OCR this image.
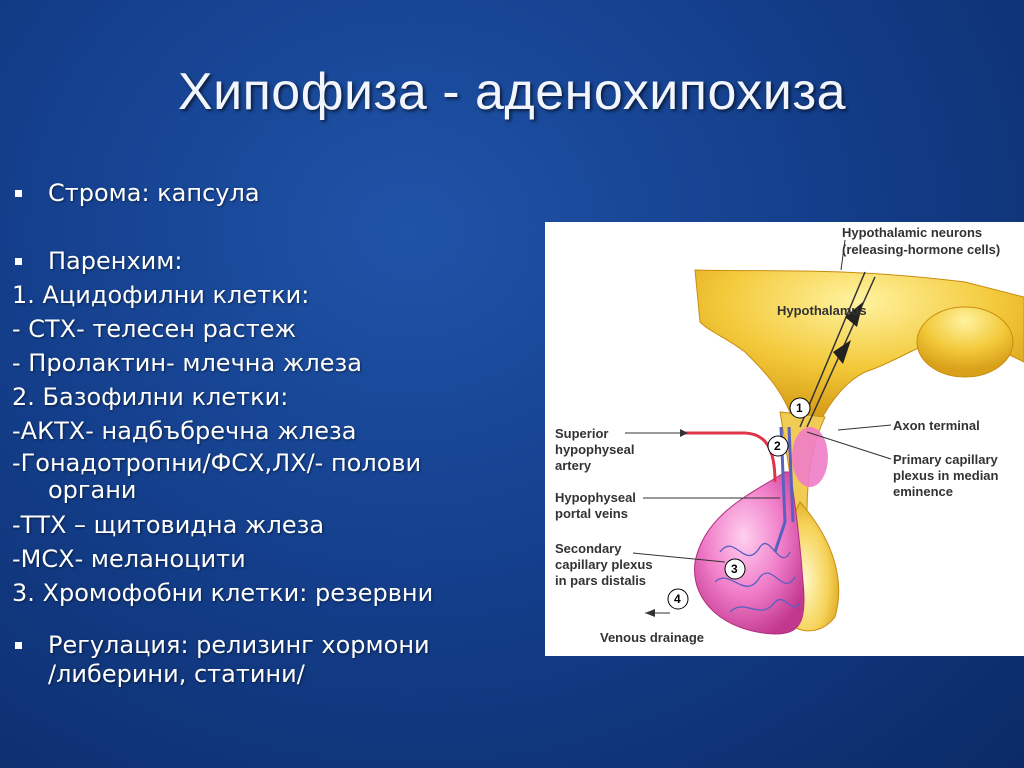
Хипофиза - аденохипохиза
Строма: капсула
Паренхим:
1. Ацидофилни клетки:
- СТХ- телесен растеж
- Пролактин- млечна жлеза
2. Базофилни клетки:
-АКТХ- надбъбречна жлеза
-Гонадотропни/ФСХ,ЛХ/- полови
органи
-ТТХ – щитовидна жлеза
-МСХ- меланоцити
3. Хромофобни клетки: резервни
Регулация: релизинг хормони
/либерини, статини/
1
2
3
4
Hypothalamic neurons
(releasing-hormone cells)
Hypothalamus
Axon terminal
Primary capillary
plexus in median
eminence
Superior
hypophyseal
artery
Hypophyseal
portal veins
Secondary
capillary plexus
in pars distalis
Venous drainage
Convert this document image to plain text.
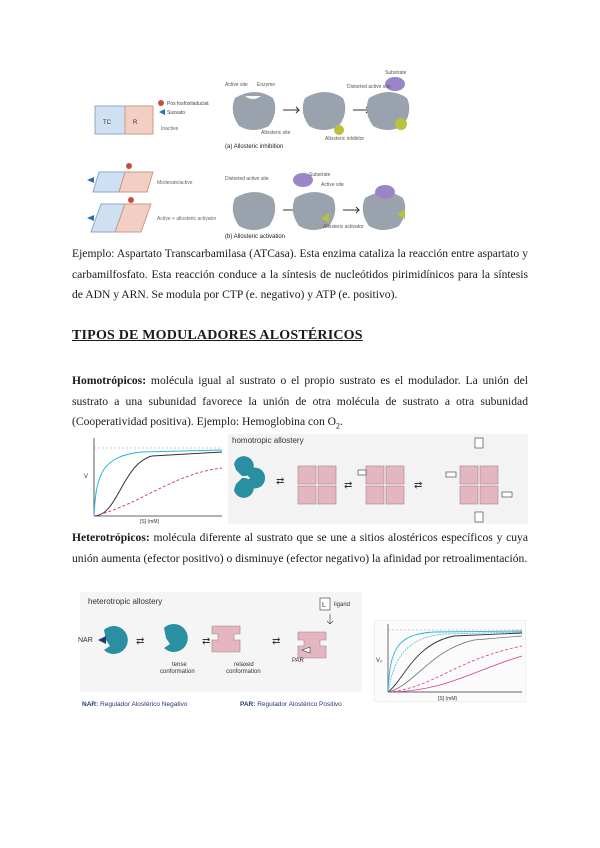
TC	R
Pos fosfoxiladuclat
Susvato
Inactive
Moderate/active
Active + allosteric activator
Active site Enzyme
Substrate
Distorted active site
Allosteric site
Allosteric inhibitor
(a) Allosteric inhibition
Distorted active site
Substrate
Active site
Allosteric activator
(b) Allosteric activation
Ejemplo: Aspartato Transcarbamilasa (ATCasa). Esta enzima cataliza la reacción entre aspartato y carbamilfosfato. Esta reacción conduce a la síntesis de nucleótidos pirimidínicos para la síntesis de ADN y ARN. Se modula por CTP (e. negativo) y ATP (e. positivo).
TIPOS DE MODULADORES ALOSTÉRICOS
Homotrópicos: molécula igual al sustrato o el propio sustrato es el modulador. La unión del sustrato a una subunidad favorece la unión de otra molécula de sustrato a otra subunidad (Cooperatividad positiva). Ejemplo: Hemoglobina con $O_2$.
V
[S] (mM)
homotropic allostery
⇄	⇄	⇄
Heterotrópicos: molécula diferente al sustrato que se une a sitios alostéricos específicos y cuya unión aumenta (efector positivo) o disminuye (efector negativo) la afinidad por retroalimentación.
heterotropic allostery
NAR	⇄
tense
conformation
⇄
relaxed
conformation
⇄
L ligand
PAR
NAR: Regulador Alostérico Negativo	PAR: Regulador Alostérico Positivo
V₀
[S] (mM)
--
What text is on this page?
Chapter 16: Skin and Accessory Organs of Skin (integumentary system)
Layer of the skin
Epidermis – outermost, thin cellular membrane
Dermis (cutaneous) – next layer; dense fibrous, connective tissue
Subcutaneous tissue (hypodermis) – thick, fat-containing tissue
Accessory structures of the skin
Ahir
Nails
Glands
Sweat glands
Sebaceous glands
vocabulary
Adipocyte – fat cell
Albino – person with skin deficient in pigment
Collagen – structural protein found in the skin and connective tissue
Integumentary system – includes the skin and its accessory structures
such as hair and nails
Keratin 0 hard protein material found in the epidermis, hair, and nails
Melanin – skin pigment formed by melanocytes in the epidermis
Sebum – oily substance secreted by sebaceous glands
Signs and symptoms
...
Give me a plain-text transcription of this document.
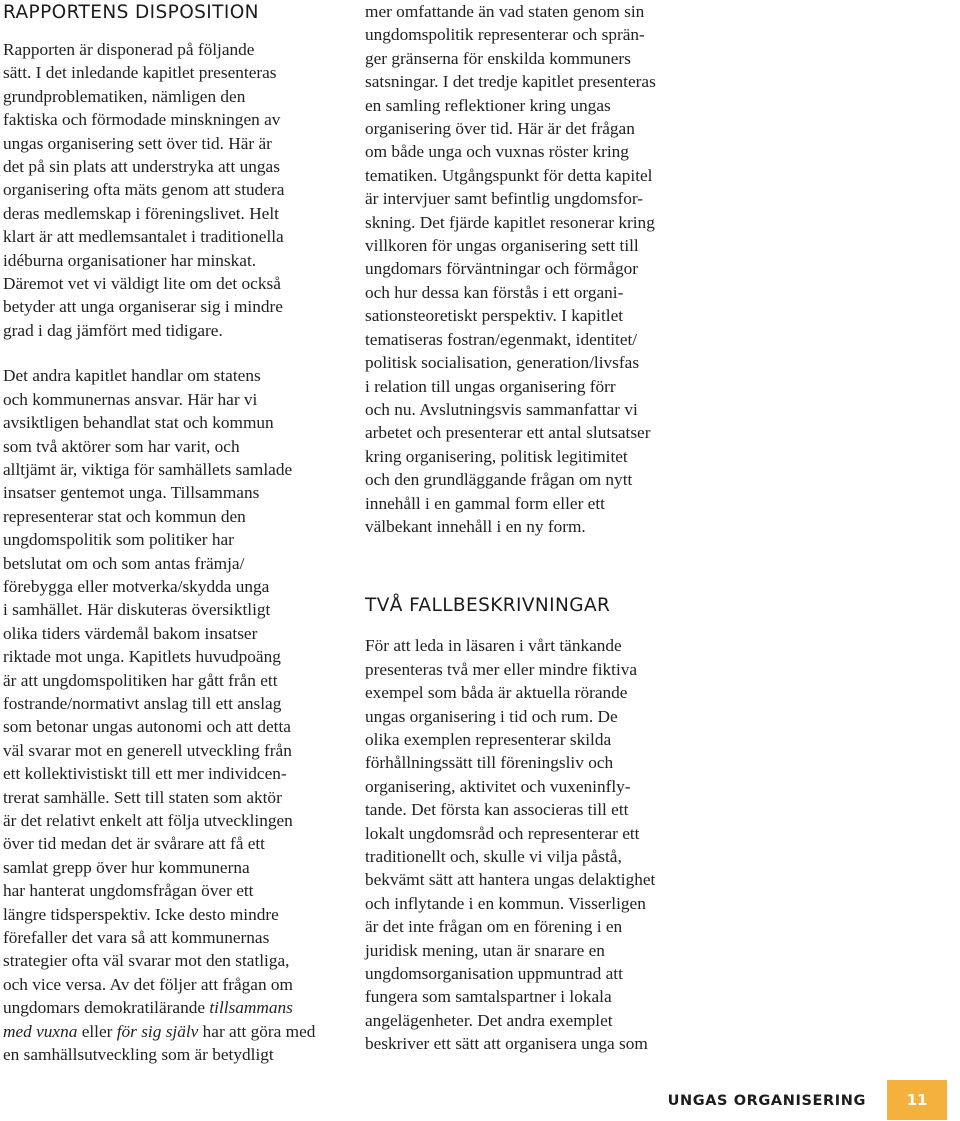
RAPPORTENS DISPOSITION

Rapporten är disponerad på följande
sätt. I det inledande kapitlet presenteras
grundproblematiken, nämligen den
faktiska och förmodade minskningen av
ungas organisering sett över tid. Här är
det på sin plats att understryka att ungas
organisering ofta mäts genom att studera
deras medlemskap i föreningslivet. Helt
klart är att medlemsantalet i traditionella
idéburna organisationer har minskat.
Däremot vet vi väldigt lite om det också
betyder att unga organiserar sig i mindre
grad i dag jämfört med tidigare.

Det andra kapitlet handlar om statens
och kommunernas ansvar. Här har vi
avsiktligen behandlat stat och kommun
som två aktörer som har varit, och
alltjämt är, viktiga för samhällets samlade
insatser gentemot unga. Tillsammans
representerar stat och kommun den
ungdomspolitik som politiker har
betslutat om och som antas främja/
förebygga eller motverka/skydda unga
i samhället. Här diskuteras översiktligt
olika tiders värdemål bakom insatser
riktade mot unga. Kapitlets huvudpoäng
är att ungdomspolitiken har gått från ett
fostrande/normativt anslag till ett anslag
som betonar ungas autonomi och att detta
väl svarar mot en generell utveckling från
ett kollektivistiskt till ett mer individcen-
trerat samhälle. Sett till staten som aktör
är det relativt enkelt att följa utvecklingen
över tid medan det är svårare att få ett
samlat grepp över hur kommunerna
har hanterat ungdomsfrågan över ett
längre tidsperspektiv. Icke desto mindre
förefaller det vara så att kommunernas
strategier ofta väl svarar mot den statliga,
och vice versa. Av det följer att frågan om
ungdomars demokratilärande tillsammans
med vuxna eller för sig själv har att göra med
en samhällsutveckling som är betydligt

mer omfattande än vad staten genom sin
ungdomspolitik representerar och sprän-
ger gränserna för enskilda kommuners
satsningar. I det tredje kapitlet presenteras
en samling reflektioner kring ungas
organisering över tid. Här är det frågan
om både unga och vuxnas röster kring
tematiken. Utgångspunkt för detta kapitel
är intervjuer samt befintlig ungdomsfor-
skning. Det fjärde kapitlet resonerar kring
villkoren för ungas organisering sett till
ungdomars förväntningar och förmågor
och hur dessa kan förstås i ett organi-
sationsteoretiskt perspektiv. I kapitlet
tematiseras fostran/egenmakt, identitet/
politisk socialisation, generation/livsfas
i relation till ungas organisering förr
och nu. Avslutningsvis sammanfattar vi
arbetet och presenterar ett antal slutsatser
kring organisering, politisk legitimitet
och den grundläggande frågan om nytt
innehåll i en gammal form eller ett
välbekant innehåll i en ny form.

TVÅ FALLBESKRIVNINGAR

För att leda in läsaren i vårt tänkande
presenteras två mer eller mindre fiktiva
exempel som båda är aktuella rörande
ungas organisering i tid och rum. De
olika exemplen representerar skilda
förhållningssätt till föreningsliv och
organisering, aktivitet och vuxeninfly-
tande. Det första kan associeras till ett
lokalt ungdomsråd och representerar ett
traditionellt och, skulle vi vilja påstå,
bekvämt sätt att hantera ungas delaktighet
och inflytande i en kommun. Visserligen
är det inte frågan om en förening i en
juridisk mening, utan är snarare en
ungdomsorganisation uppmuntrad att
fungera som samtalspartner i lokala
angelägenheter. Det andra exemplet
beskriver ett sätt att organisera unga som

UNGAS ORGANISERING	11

_Work order_
Take every line from the data that contains the word "text".

_Solved exercise_
Convert this document image to plain text.
What text is on this page?
Give me a plain-text transcription of this document.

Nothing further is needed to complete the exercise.